OBJECTIVE — Filter these entries, keeping only lines that hold the word "pièce".

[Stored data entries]
---

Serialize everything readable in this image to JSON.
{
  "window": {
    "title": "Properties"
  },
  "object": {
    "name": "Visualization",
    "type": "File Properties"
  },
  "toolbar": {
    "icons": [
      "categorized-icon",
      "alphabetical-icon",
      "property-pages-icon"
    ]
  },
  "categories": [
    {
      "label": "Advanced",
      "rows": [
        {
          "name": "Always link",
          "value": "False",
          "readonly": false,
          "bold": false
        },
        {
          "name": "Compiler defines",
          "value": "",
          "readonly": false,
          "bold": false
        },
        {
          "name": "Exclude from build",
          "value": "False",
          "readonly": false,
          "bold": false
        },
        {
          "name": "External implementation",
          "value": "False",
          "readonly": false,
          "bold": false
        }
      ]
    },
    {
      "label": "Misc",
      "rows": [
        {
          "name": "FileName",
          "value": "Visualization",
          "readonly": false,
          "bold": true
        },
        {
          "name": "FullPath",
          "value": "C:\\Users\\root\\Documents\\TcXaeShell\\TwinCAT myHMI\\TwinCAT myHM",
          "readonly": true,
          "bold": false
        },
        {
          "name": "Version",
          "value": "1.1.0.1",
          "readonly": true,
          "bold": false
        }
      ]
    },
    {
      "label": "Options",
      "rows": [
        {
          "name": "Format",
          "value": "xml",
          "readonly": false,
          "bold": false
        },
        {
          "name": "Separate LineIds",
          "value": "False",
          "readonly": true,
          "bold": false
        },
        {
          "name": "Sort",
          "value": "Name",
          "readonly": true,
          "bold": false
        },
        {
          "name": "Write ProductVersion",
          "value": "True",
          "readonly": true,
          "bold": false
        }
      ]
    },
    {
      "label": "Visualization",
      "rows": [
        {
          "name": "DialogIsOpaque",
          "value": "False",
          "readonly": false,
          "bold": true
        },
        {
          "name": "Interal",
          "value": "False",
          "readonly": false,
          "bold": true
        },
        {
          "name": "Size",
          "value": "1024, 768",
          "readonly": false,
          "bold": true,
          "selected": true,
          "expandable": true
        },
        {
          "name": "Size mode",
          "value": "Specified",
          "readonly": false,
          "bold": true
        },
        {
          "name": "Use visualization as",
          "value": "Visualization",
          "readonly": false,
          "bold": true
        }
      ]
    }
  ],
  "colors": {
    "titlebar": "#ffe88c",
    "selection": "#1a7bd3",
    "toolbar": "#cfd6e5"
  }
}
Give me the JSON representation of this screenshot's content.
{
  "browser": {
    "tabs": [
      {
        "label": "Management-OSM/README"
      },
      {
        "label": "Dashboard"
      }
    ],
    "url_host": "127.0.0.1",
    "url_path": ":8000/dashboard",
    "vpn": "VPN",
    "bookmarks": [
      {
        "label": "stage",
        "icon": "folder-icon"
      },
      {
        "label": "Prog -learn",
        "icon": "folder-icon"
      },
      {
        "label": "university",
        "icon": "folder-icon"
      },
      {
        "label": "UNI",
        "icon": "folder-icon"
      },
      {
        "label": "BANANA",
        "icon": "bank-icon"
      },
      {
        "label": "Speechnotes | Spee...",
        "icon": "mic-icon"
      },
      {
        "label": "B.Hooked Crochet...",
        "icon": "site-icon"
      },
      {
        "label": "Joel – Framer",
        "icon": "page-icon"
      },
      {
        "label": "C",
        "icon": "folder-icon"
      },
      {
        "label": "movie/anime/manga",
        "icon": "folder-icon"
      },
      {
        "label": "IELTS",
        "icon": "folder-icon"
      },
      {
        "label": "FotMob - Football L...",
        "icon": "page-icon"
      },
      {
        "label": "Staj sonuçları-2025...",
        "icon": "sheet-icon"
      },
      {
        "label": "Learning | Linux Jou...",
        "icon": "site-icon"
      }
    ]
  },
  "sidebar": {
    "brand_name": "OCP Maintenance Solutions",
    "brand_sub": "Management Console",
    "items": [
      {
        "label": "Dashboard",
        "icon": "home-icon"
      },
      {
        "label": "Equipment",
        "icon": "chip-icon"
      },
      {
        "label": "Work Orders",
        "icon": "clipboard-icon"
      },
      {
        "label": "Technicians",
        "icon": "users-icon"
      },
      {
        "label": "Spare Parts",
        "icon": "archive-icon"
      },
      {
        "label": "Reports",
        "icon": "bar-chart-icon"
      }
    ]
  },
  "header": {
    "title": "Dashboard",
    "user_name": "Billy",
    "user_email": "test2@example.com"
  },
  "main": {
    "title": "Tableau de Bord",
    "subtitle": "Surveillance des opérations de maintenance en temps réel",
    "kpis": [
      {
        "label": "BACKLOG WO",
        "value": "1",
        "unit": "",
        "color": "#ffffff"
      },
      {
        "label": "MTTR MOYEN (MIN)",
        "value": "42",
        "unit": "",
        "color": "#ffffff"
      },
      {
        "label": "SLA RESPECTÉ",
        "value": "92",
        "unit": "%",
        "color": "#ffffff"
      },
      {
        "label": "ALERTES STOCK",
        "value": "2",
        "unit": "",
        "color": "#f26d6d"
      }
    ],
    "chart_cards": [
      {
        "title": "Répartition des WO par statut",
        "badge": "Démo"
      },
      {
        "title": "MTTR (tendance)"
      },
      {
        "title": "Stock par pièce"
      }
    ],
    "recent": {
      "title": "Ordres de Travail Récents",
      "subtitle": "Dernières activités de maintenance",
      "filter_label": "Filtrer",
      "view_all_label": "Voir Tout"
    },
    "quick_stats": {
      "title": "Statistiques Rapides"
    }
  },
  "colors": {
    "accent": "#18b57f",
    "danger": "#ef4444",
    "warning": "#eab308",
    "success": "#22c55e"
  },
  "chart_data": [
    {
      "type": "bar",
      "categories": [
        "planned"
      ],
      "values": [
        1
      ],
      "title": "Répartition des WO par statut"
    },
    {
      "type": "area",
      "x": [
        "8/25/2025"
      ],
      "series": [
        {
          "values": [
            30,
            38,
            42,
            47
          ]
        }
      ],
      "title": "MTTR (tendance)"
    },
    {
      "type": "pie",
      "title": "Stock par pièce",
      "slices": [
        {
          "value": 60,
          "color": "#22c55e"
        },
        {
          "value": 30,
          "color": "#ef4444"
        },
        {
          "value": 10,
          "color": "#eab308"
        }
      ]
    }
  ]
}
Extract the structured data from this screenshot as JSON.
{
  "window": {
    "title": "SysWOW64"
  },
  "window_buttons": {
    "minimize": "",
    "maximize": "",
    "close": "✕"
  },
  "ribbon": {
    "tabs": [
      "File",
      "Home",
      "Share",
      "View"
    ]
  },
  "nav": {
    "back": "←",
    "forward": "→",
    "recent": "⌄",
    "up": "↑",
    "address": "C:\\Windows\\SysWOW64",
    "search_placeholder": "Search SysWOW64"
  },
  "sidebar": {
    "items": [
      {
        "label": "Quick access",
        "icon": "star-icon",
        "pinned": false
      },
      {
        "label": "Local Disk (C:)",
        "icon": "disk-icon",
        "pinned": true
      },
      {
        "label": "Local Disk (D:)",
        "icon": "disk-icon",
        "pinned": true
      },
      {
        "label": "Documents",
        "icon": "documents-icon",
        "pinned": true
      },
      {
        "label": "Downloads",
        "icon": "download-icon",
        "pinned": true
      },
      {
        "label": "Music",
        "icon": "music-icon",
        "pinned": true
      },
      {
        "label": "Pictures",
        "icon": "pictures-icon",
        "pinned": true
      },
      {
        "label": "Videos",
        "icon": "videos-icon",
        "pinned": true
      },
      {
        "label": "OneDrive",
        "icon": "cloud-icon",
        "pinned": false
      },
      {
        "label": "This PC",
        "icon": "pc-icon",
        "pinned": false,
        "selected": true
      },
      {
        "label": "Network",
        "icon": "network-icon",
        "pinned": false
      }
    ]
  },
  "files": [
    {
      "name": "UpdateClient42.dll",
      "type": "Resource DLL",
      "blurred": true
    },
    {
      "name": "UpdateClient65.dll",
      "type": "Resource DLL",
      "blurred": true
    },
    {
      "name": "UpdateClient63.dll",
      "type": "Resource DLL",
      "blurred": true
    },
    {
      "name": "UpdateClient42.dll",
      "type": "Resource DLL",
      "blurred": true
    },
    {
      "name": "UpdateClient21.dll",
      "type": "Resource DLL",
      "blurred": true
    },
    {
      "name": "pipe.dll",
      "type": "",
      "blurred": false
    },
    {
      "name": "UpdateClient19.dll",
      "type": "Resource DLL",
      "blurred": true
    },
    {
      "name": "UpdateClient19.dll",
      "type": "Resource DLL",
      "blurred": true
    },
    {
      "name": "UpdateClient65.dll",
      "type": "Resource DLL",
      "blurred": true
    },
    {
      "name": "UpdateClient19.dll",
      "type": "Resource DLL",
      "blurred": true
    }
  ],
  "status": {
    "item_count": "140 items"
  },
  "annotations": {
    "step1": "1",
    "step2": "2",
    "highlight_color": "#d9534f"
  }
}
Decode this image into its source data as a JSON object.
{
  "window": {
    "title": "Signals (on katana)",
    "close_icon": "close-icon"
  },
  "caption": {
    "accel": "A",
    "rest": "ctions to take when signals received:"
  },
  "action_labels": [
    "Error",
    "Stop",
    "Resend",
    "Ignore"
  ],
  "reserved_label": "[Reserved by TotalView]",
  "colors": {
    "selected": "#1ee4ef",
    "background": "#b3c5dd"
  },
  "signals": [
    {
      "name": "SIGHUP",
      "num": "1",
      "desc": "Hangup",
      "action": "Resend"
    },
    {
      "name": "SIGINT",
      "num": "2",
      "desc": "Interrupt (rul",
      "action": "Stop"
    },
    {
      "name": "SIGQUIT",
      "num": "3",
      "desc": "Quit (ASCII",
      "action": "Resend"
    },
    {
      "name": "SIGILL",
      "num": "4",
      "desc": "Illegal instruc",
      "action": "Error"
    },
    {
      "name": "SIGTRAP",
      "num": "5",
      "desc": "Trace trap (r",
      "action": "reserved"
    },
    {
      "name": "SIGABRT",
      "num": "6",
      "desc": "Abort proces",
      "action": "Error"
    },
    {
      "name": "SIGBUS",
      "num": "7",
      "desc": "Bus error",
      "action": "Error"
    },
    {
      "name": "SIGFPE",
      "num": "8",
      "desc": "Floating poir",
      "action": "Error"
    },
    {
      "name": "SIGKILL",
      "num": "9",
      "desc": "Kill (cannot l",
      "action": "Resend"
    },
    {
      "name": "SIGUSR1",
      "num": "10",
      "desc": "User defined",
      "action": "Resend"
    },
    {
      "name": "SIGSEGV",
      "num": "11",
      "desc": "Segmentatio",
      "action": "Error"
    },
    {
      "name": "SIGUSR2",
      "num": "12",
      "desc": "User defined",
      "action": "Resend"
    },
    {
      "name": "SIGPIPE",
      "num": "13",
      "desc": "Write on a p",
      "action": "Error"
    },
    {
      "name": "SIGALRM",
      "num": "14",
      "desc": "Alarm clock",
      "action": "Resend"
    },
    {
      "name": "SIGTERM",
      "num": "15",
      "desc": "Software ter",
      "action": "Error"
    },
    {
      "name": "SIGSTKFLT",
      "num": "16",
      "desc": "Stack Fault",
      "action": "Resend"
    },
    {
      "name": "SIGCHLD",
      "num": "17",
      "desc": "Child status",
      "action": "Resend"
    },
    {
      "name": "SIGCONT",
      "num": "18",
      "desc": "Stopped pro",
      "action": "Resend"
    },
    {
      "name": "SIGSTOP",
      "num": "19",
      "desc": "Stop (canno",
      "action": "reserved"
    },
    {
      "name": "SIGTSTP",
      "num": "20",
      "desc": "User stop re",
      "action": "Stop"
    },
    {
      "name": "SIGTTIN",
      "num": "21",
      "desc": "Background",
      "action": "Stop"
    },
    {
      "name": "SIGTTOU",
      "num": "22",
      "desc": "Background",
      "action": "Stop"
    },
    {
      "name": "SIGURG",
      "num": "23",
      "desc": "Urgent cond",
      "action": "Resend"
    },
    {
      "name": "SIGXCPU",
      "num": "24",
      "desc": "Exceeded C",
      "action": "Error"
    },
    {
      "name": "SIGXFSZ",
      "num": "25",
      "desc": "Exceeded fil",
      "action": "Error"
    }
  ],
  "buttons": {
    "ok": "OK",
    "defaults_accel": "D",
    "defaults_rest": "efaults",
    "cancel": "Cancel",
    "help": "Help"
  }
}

---

SOLUTION FOR THIS PROBLEM —
        "title": "Stock par pièce"
      "title": "Stock par pièce",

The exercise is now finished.